### Reading text

....................

DCG/HCC MODEL PRINCIPLES
Diagnostic Classification System
The following ten principles guided the creation of the diagnostic classification system.
Principle 1--Diagnostic categories should be clinically meaningful. Each diagnostic category is a set of ICD-9-CM codes (Centers for Disease Control and Prevention, 2004). These codes should all relate to a reasonably well-specified disease or medical condition that defines the category. Conditions must be sufficiently clinically specific to minimize opportunities for gaming or discretionary coding. Clinical meaningfulness improves the face validity of the classification system to clinicians, its interpretability, and its utility for disease management and quality monitoring.
Principle 2--Diagnostic categories should predict medical expenditures. Diagnoses in the same HCC should be reasonably homogeneous with respect to their effect on both current (this year's) and future (next year's) costs. (In this article we present prospective models predicting future costs.)
Principle 3--Diagnostic categories that will affect payments should have adequate sample sizes to permit accurate and stable estimates of expenditures. Diagnostic categories used in establishing payments should have adequate sample sizes in available data sets. Given the extreme skewness of medical expenditure data, the data cannot reliably determine the expected cost of extremely rare diagnostic categories.
Principle 4--In creating an individual's clinical profile, hierarchies should be used to characterize the person's illness level within each disease process, while the effects of unrelated disease processes accumulate. Because each new medical problem adds to an individual's total disease burden, unrelated disease processes should increase predicted costs of care. However, the most severe manifestation of a given disease process principally defines its impact on costs. Therefore, related conditions should be treated hierarchically, with more severe manifestations of a condition dominating (and zeroing out the effect of) less serious ones.
Principle 5--The diagnostic classification should encourage specific coding. Vague diagnostic codes should be grouped with less severe and lower-paying diagnostic categories to provide incentives for more specific diagnostic coding.
Principle 6--The diagnostic classification should not reward coding proliferation. The classification should not measure greater disease burden simply because more ICD-9-CM codes are present. Hence, neither the number of times that a particular code appears, nor the presence of additional, closely related codes that indicate the same condition should increase predicted costs.

....................

### Extracted material
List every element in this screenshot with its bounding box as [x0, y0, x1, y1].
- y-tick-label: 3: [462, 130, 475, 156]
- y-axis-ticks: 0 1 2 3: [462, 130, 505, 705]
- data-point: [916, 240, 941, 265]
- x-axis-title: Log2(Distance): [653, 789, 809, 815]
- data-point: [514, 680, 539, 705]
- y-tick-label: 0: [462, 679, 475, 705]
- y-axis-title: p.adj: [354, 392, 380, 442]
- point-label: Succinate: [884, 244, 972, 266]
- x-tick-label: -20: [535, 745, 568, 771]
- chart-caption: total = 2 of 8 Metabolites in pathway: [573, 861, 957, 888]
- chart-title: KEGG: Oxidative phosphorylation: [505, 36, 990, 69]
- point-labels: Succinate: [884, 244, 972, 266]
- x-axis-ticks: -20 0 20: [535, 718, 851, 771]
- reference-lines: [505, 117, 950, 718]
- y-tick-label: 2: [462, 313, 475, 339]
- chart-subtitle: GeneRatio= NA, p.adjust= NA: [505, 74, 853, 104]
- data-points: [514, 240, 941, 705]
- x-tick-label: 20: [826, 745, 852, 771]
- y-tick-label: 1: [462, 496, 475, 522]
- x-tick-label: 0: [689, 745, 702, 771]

....................

### Tasks to perform
1: Transcribe everything in the DCG/HCC model principles from "Principle 3--Diagnostic categories" down to "rare diagnostic categories.".
2: In the DCG/HCC model principles, what are vague diagnostic codes grouped with?
3: According to the DCG/HCC model principles, why are related conditions treated hierarchically?
Rely only on the text about the DCG/HCC model principles.

### Answer list
1:
Principle 3--Diagnostic categories that will affect payments should have adequate sample sizes to permit accurate and stable estimates of expenditures. Diagnostic categories used in establishing payments should have adequate sample sizes in available data sets. Given the extreme skewness of medical expenditure data, the data cannot reliably determine the expected cost of extremely rare diagnostic categories.

2: Less severe and lower-paying diagnostic categories.

3: The most severe manifestation of a given disease process is what principally defines its impact on costs. So more severe manifestations of a condition dominate less serious ones and zero out their effect. Unrelated disease processes, by contrast, each add to total disease burden and accumulate.